Exercise description: For the listing below, give the count of lines containing "reasons", and no other text.

Given data:
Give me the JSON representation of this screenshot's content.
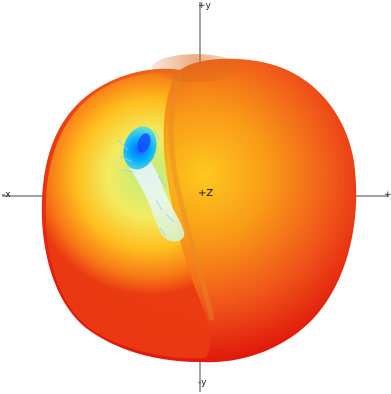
{
  "axes": {
    "y_pos_label": "+y",
    "y_neg_label": "-y",
    "x_neg_label": "-x",
    "x_pos_label": "+x",
    "z_pos_label": "+Z"
  },
  "colors": {
    "background": "#ffffff",
    "axis_line": "#444444",
    "surface_hot": "#e8140a",
    "surface_orange": "#f66a14",
    "surface_yellow": "#ffcf2a",
    "surface_green": "#9fe86a",
    "surface_cyan": "#00c4ff",
    "surface_blue": "#1a70ff"
  }
}
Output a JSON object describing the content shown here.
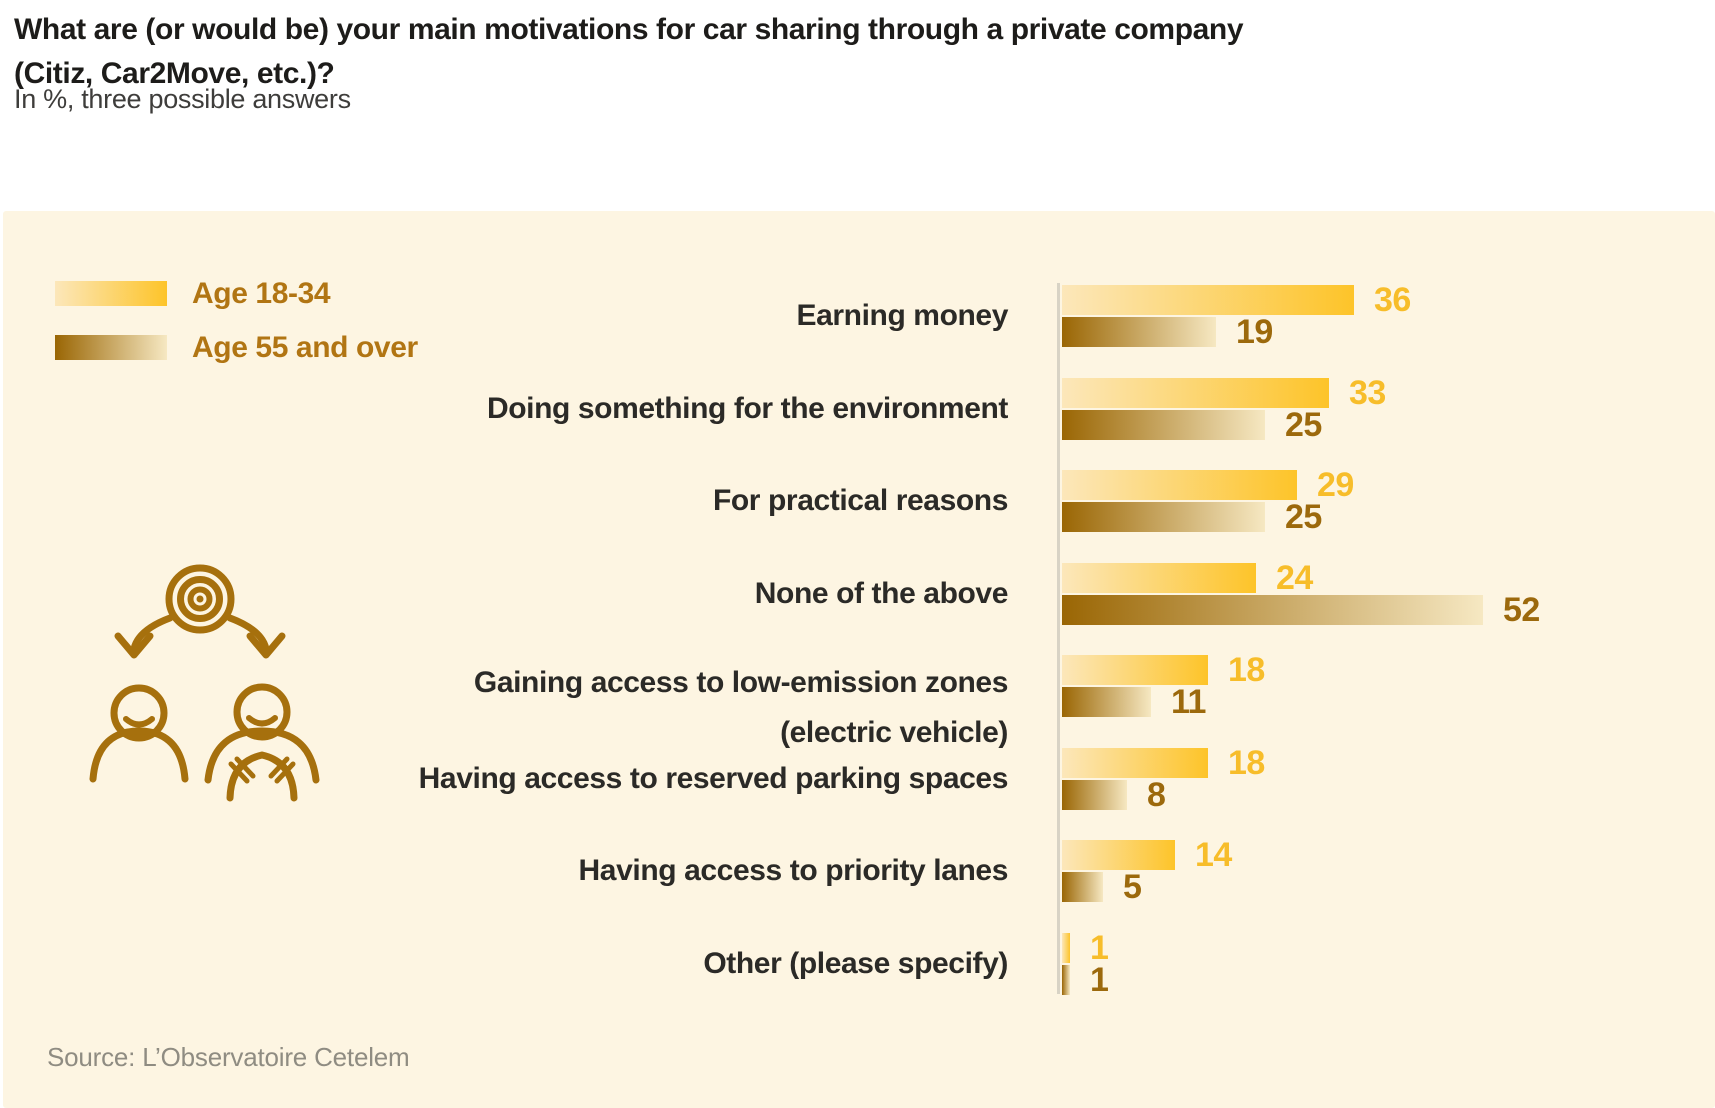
{
  "header": {
    "title_line1": "What are (or would be) your main motivations for car sharing through a private company",
    "title_line2": "(Citiz, Car2Move, etc.)?",
    "subtitle": "In %, three possible answers"
  },
  "legend": [
    {
      "label": "Age 18-34"
    },
    {
      "label": "Age 55 and over"
    }
  ],
  "source": {
    "text": "Source: L’Observatoire Cetelem"
  },
  "icon": {
    "name": "target-split-to-passenger-and-driver"
  },
  "colors": {
    "panel_bg": "#FDF5E2",
    "title_text": "#1D1C1A",
    "subtitle_text": "#3E3D3B",
    "legend_text": "#B17513",
    "category_text": "#2B2A27",
    "series_young_start": "#FCE7BA",
    "series_young_end": "#FDC429",
    "series_old_start": "#9A6604",
    "series_old_end": "#F6E8C2",
    "value_young_text": "#F7BD2A",
    "value_old_text": "#9C690C",
    "axis_line": "#D8D3C5",
    "icon_stroke": "#A6700D",
    "source_text": "#8F8C82"
  },
  "chart_data": {
    "type": "bar",
    "orientation": "horizontal",
    "unit": "%",
    "title": "What are (or would be) your main motivations for car sharing through a private company (Citiz, Car2Move, etc.)?",
    "subtitle": "In %, three possible answers",
    "legend_position": "top-left",
    "value_labels_shown": true,
    "grid": false,
    "xlim": [
      0,
      52
    ],
    "categories": [
      "Earning money",
      "Doing something for the environment",
      "For practical reasons",
      "None of the above",
      "Gaining access to low-emission zones (electric vehicle)",
      "Having access to reserved parking spaces",
      "Having access to priority lanes",
      "Other (please specify)"
    ],
    "category_lines": [
      [
        "Earning money"
      ],
      [
        "Doing something for the environment"
      ],
      [
        "For practical reasons"
      ],
      [
        "None of the above"
      ],
      [
        "Gaining access to low-emission zones",
        "(electric vehicle)"
      ],
      [
        "Having access to reserved parking spaces"
      ],
      [
        "Having access to priority lanes"
      ],
      [
        "Other (please specify)"
      ]
    ],
    "series": [
      {
        "name": "Age 18-34",
        "values": [
          36,
          33,
          29,
          24,
          18,
          18,
          14,
          1
        ]
      },
      {
        "name": "Age 55 and over",
        "values": [
          19,
          25,
          25,
          52,
          11,
          8,
          5,
          1
        ]
      }
    ]
  }
}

Result for this task: 2